— BEGIN —

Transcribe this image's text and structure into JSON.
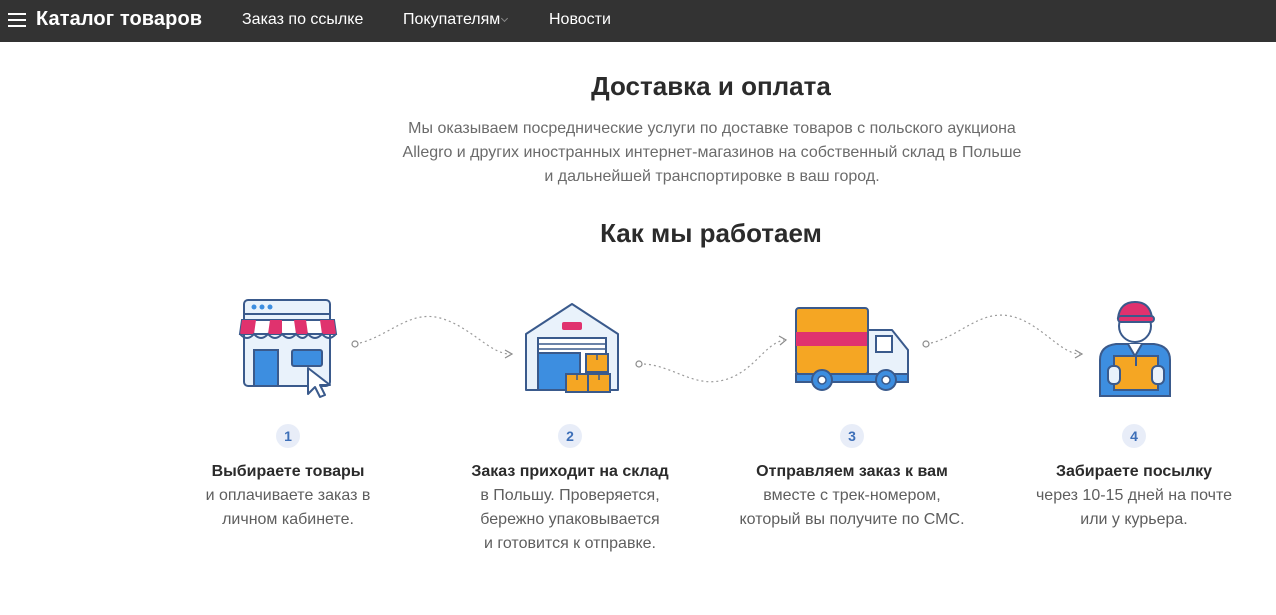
{
  "header": {
    "brand": "Каталог товаров",
    "nav": [
      {
        "label": "Заказ по ссылке"
      },
      {
        "label": "Покупателям"
      },
      {
        "label": "Новости"
      }
    ]
  },
  "main": {
    "title": "Доставка и оплата",
    "intro_lines": [
      "Мы оказываем посреднические услуги по доставке товаров с польского аукциона",
      "Allegro и других иностранных интернет-магазинов на собственный склад в Польше",
      "и дальнейшей транспортировке в ваш город."
    ],
    "how_title": "Как мы работаем",
    "steps": [
      {
        "num": "1",
        "icon": "shop-icon",
        "title": "Выбираете товары",
        "desc_lines": [
          "и оплачиваете заказ в",
          "личном кабинете."
        ]
      },
      {
        "num": "2",
        "icon": "warehouse-icon",
        "title": "Заказ приходит на склад",
        "desc_lines": [
          "в Польшу. Проверяется,",
          "бережно упаковывается",
          "и готовится к отправке."
        ]
      },
      {
        "num": "3",
        "icon": "truck-icon",
        "title": "Отправляем заказ к вам",
        "desc_lines": [
          "вместе с трек-номером,",
          "который вы получите по СМС."
        ]
      },
      {
        "num": "4",
        "icon": "courier-icon",
        "title": "Забираете посылку",
        "desc_lines": [
          "через 10-15 дней на почте",
          "или у курьера."
        ]
      }
    ]
  },
  "colors": {
    "topbar": "#333333",
    "accent_blue": "#3d8ee0",
    "accent_pink": "#e0326e",
    "accent_orange": "#f5a623",
    "outline": "#3a5a8c"
  }
}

— END —

Exercise details: Pull out all lines from the entries above in which the word "icon" appears.

Solution for this problem:
        "icon": "shop-icon",
        "icon": "warehouse-icon",
        "icon": "truck-icon",
        "icon": "courier-icon",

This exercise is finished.